Identify the lines that contain the word "JSON" and copy each one.

** start **

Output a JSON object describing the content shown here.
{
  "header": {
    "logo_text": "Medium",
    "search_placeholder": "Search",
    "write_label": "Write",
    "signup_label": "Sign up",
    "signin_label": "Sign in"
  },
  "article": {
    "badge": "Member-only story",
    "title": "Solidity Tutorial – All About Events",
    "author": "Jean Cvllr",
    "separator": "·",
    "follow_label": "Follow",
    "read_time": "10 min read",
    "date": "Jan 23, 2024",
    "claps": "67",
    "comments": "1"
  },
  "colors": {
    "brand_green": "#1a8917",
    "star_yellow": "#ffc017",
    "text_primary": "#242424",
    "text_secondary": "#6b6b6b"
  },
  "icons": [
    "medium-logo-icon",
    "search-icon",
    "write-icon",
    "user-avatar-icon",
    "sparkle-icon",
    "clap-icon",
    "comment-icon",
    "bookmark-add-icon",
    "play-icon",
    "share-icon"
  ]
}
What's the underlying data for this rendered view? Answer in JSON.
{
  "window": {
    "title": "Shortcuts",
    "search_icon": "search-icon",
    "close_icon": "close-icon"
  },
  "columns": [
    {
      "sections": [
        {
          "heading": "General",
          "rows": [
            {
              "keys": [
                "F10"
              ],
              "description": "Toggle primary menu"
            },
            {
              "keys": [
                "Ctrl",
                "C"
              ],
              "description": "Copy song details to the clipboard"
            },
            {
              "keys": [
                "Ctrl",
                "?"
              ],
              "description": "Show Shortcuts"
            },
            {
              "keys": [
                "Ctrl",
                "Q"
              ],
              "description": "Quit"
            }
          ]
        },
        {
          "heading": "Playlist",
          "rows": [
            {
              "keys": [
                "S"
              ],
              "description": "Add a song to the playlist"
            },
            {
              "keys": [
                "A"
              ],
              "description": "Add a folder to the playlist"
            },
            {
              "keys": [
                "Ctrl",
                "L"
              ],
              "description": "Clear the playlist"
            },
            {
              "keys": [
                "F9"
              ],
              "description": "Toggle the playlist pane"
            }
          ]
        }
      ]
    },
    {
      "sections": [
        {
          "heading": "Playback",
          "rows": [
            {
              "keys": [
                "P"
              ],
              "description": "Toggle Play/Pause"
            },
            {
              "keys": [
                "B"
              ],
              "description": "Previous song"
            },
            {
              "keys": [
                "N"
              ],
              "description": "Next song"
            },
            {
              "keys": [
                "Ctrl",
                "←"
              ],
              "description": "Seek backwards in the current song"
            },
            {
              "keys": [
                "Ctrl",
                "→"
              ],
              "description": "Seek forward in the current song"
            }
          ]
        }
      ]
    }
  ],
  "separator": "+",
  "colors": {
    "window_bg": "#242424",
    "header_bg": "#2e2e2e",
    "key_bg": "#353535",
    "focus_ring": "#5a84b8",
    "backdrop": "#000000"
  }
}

** end **

ANSWER IN FULL ▸
Output a JSON object describing the content shown here.
What's the underlying data for this rendered view? Answer in JSON.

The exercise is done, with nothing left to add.